• _Data entries_:
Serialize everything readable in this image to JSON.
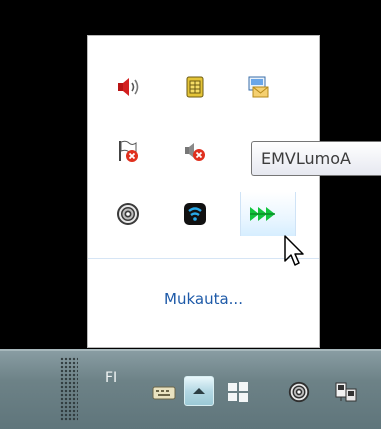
{
  "tray_popup": {
    "icons": [
      {
        "name": "speaker-icon",
        "tooltip": ""
      },
      {
        "name": "sim-card-icon",
        "tooltip": ""
      },
      {
        "name": "envelope-picture-icon",
        "tooltip": ""
      },
      {
        "name": "flag-error-icon",
        "tooltip": ""
      },
      {
        "name": "speaker-muted-icon",
        "tooltip": ""
      },
      {
        "name": "hidden-partial-icon",
        "tooltip": ""
      },
      {
        "name": "spiral-disc-icon",
        "tooltip": ""
      },
      {
        "name": "wifi-app-icon",
        "tooltip": ""
      },
      {
        "name": "green-arrows-icon",
        "tooltip": "EMVLumoA"
      }
    ],
    "customize_label": "Mukauta..."
  },
  "tooltip": {
    "text": "EMVLumoA"
  },
  "taskbar": {
    "language": "FI",
    "icons": [
      "keyboard-icon",
      "show-hidden-icons-arrow",
      "windows-logo-icon",
      "spiral-disc-icon",
      "network-monitor-icon"
    ]
  },
  "colors": {
    "link": "#1e5aa8",
    "taskbar": "#6d8287",
    "popup_bg": "#ffffff"
  }
}
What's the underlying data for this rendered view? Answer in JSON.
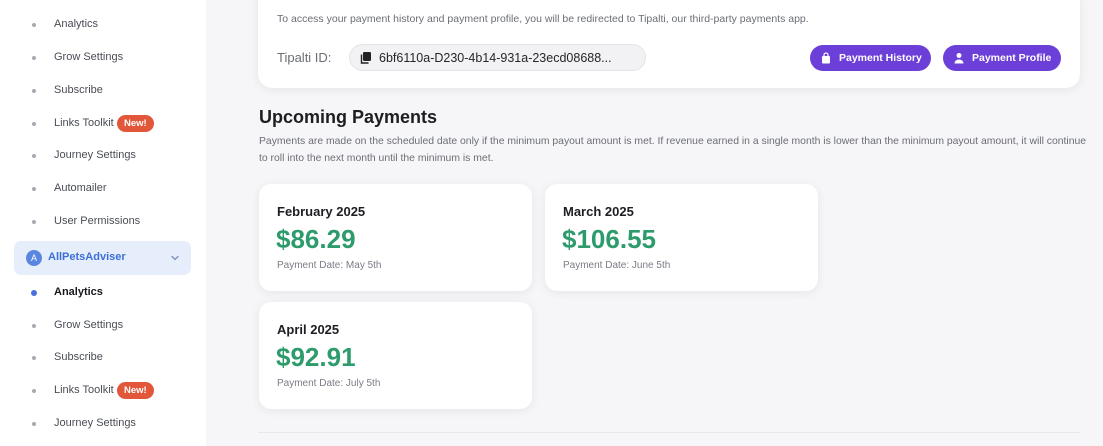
{
  "sidebar": {
    "items_top": [
      {
        "label": "Analytics"
      },
      {
        "label": "Grow Settings"
      },
      {
        "label": "Subscribe"
      },
      {
        "label": "Links Toolkit",
        "badge": "New!"
      },
      {
        "label": "Journey Settings"
      },
      {
        "label": "Automailer"
      },
      {
        "label": "User Permissions"
      }
    ],
    "site": {
      "avatar": "A",
      "name": "AllPetsAdviser"
    },
    "items_bottom": [
      {
        "label": "Analytics"
      },
      {
        "label": "Grow Settings"
      },
      {
        "label": "Subscribe"
      },
      {
        "label": "Links Toolkit",
        "badge": "New!"
      },
      {
        "label": "Journey Settings"
      }
    ]
  },
  "payments_info": {
    "text": "To access your payment history and payment profile, you will be redirected to Tipalti, our third-party payments app.",
    "tipalti_label": "Tipalti ID:",
    "tipalti_id": "6bf6110a-D230-4b14-931a-23ecd08688...",
    "history_button": "Payment History",
    "profile_button": "Payment Profile"
  },
  "upcoming": {
    "title": "Upcoming Payments",
    "description": "Payments are made on the scheduled date only if the minimum payout amount is met. If revenue earned in a single month is lower than the minimum payout amount, it will continue to roll into the next month until the minimum is met.",
    "cards": [
      {
        "month": "February 2025",
        "amount": "$86.29",
        "date": "Payment Date: May 5th"
      },
      {
        "month": "March 2025",
        "amount": "$106.55",
        "date": "Payment Date: June 5th"
      },
      {
        "month": "April 2025",
        "amount": "$92.91",
        "date": "Payment Date: July 5th"
      }
    ]
  },
  "colors": {
    "accent": "#6c3fd9",
    "amount": "#2e9b6c",
    "badge": "#e2573a",
    "site": "#3d6fd6"
  }
}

• _Problem requirements_:
Leave out the pictures and output every record above precisely as given.

• _Solution for this problem_:
Serialize everything readable in this image to JSON.
{
  "tray_popup": {
    "icons": [
      {
        "name": "speaker-icon",
        "tooltip": ""
      },
      {
        "name": "sim-card-icon",
        "tooltip": ""
      },
      {
        "name": "envelope-picture-icon",
        "tooltip": ""
      },
      {
        "name": "flag-error-icon",
        "tooltip": ""
      },
      {
        "name": "speaker-muted-icon",
        "tooltip": ""
      },
      {
        "name": "hidden-partial-icon",
        "tooltip": ""
      },
      {
        "name": "spiral-disc-icon",
        "tooltip": ""
      },
      {
        "name": "wifi-app-icon",
        "tooltip": ""
      },
      {
        "name": "green-arrows-icon",
        "tooltip": "EMVLumoA"
      }
    ],
    "customize_label": "Mukauta..."
  },
  "tooltip": {
    "text": "EMVLumoA"
  },
  "taskbar": {
    "language": "FI",
    "icons": [
      "keyboard-icon",
      "show-hidden-icons-arrow",
      "windows-logo-icon",
      "spiral-disc-icon",
      "network-monitor-icon"
    ]
  },
  "colors": {
    "link": "#1e5aa8",
    "taskbar": "#6d8287",
    "popup_bg": "#ffffff"
  }
}
What's the underlying data for this rendered view? Answer in JSON.
{
  "sidebar": {
    "items_top": [
      {
        "label": "Analytics"
      },
      {
        "label": "Grow Settings"
      },
      {
        "label": "Subscribe"
      },
      {
        "label": "Links Toolkit",
        "badge": "New!"
      },
      {
        "label": "Journey Settings"
      },
      {
        "label": "Automailer"
      },
      {
        "label": "User Permissions"
      }
    ],
    "site": {
      "avatar": "A",
      "name": "AllPetsAdviser"
    },
    "items_bottom": [
      {
        "label": "Analytics"
      },
      {
        "label": "Grow Settings"
      },
      {
        "label": "Subscribe"
      },
      {
        "label": "Links Toolkit",
        "badge": "New!"
      },
      {
        "label": "Journey Settings"
      }
    ]
  },
  "payments_info": {
    "text": "To access your payment history and payment profile, you will be redirected to Tipalti, our third-party payments app.",
    "tipalti_label": "Tipalti ID:",
    "tipalti_id": "6bf6110a-D230-4b14-931a-23ecd08688...",
    "history_button": "Payment History",
    "profile_button": "Payment Profile"
  },
  "upcoming": {
    "title": "Upcoming Payments",
    "description": "Payments are made on the scheduled date only if the minimum payout amount is met. If revenue earned in a single month is lower than the minimum payout amount, it will continue to roll into the next month until the minimum is met.",
    "cards": [
      {
        "month": "February 2025",
        "amount": "$86.29",
        "date": "Payment Date: May 5th"
      },
      {
        "month": "March 2025",
        "amount": "$106.55",
        "date": "Payment Date: June 5th"
      },
      {
        "month": "April 2025",
        "amount": "$92.91",
        "date": "Payment Date: July 5th"
      }
    ]
  },
  "colors": {
    "accent": "#6c3fd9",
    "amount": "#2e9b6c",
    "badge": "#e2573a",
    "site": "#3d6fd6"
  }
}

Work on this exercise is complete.